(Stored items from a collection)
- - - - -

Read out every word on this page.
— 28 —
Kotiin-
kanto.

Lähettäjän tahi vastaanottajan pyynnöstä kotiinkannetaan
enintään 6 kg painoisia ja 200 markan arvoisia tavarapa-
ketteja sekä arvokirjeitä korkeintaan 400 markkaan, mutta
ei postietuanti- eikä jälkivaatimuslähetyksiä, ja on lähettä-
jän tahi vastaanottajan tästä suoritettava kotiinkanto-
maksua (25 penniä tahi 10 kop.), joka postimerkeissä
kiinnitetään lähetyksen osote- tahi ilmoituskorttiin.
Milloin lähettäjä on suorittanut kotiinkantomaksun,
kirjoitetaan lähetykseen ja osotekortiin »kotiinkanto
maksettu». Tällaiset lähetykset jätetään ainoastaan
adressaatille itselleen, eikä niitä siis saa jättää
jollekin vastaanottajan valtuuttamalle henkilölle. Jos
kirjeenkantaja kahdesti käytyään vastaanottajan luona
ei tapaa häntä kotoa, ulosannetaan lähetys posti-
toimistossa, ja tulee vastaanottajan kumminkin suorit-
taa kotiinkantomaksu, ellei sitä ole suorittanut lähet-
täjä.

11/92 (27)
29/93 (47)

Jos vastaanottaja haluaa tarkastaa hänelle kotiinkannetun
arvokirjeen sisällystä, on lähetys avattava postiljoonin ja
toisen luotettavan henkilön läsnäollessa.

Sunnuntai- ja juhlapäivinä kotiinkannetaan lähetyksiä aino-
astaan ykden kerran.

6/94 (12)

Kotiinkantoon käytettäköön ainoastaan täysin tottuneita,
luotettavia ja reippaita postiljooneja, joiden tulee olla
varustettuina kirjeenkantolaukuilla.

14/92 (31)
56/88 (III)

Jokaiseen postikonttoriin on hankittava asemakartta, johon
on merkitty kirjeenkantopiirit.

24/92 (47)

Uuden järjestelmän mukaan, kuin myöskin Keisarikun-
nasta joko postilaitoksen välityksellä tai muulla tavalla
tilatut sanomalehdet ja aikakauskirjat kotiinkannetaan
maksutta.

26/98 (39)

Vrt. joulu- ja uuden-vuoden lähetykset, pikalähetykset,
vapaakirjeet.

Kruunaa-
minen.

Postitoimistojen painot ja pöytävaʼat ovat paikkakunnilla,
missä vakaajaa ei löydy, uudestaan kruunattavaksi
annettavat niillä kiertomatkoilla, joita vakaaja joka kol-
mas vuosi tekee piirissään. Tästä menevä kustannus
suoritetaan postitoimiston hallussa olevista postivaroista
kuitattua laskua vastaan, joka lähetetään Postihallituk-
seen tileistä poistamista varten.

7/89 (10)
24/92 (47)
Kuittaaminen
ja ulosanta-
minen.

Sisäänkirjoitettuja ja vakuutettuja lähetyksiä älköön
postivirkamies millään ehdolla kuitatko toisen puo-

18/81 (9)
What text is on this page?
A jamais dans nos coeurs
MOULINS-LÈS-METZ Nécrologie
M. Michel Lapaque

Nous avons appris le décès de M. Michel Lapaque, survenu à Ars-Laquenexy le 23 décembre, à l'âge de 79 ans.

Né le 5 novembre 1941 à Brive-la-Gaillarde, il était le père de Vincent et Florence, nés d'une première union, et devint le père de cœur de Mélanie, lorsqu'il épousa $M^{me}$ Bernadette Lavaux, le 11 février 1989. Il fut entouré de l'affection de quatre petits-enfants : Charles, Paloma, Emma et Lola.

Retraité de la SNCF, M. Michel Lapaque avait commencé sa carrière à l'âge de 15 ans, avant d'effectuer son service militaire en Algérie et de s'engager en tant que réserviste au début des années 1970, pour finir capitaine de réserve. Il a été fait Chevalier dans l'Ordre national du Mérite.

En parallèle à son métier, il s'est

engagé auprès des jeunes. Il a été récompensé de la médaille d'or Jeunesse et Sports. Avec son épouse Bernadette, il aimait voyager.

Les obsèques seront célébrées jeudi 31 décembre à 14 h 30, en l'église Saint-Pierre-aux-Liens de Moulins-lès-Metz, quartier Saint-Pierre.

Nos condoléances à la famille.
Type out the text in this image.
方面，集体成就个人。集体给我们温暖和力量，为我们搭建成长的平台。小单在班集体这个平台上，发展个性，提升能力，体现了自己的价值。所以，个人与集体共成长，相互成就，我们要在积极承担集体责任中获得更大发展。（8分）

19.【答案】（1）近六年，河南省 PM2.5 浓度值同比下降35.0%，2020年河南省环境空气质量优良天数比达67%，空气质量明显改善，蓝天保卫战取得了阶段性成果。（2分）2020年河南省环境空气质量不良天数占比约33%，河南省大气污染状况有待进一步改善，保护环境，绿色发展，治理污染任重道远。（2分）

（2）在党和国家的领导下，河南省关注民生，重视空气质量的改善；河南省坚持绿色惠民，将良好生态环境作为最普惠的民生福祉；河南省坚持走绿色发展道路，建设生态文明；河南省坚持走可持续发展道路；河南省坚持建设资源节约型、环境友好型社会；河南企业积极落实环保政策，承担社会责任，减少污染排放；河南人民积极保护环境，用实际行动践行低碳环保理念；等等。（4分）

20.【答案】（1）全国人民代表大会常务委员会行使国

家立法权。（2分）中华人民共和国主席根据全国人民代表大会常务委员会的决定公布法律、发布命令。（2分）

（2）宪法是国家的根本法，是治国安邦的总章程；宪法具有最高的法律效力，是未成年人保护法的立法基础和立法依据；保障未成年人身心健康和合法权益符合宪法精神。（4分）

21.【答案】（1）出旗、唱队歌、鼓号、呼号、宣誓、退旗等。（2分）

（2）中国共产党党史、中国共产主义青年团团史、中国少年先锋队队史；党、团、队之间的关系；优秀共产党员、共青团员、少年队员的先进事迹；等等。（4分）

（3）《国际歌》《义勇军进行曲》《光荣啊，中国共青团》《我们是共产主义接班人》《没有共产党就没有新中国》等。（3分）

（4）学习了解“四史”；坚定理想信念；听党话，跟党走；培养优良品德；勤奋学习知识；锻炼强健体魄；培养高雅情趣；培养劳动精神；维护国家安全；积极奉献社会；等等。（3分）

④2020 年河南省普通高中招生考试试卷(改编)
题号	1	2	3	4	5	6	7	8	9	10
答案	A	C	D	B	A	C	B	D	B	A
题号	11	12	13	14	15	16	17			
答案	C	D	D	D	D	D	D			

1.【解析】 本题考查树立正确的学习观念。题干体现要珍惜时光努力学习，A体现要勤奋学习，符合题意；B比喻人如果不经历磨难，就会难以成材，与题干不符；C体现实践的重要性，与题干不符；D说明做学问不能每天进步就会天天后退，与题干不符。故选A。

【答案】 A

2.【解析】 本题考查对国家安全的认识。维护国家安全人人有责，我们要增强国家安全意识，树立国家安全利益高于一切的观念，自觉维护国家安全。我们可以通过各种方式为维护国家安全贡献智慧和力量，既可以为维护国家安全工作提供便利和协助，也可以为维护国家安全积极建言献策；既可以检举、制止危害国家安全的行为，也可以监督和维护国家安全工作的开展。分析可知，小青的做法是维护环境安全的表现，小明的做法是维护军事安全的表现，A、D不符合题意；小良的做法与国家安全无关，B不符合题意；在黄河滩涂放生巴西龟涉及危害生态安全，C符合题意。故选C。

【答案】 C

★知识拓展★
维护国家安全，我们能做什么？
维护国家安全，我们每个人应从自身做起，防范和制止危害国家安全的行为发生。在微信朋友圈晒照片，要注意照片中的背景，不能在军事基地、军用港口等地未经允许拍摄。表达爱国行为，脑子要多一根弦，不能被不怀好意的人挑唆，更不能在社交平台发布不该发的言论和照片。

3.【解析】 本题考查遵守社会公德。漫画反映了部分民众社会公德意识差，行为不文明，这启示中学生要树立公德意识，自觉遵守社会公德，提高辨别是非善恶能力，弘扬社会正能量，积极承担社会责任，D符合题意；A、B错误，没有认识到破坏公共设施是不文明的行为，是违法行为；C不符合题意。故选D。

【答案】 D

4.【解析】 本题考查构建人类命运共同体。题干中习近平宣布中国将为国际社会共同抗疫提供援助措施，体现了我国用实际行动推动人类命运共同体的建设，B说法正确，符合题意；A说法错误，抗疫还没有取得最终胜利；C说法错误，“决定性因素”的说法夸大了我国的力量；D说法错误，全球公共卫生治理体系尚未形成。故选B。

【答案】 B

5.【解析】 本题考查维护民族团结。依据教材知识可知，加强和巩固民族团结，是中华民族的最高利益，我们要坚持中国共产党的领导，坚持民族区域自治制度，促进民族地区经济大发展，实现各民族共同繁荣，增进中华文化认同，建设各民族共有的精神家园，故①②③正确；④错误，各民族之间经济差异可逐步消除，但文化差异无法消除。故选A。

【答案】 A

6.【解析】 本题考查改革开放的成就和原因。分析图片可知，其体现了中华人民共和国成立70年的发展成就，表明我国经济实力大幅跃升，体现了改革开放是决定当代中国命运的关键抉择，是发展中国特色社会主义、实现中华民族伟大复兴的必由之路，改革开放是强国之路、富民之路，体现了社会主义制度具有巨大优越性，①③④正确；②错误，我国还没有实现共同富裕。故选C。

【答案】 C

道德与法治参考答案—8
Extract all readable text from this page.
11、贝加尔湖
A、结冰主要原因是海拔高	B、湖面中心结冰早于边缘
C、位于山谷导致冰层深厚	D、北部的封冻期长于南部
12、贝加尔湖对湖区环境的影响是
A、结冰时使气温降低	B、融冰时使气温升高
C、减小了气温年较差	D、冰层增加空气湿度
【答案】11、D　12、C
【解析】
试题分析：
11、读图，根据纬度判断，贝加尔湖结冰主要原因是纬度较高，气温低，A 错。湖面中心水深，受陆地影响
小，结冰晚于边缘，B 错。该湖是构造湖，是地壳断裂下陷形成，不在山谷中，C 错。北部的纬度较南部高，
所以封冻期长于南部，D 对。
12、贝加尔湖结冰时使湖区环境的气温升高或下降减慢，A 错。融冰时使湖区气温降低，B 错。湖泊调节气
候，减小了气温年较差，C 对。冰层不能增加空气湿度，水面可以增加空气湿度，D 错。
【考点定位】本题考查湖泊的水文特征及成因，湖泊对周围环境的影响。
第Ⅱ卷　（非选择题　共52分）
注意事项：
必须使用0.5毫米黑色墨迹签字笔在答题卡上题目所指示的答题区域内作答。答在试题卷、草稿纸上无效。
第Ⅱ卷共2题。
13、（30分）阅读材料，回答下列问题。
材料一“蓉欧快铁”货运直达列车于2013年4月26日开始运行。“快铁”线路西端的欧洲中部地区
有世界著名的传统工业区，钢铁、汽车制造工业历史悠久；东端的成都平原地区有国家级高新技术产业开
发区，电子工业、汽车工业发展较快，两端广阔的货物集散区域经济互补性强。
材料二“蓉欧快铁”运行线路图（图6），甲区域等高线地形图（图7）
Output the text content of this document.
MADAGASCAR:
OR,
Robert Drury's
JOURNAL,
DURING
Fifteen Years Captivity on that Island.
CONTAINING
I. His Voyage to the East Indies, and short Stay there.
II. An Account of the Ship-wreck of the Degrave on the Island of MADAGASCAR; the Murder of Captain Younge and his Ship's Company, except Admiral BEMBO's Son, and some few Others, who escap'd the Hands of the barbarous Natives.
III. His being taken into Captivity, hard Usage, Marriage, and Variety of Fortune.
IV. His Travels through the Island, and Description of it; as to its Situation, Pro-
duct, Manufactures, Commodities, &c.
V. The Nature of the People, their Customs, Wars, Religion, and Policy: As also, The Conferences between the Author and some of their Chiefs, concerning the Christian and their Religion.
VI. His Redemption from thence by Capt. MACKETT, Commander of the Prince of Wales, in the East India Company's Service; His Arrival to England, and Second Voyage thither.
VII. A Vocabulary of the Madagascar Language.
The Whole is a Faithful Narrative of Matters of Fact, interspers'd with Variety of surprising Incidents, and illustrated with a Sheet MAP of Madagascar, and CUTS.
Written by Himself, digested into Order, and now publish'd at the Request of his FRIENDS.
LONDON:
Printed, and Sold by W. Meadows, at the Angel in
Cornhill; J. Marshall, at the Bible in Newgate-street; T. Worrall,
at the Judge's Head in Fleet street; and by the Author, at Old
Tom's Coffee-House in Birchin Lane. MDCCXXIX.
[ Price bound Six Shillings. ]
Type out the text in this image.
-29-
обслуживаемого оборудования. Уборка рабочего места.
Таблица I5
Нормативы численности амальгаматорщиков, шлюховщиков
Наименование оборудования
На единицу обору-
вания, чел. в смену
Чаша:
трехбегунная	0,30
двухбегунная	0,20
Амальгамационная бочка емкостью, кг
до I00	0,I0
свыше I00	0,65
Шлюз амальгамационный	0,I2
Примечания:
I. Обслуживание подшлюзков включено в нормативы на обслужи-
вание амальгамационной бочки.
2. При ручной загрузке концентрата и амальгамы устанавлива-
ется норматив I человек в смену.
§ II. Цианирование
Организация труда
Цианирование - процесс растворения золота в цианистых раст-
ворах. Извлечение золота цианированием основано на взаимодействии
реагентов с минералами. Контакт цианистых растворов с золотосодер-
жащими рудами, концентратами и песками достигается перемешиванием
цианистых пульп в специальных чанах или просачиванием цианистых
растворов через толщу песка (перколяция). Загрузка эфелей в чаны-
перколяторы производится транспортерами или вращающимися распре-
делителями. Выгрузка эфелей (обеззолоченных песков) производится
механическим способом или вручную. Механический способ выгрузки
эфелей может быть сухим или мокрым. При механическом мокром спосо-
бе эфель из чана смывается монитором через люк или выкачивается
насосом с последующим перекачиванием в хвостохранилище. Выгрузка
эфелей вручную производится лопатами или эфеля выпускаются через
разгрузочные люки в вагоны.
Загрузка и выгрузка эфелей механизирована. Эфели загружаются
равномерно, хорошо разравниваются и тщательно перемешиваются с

- - - - -

• _To be done_: Count the lines of the material that include the word "toisen", then state only the total.

• _Solution to this task_: 2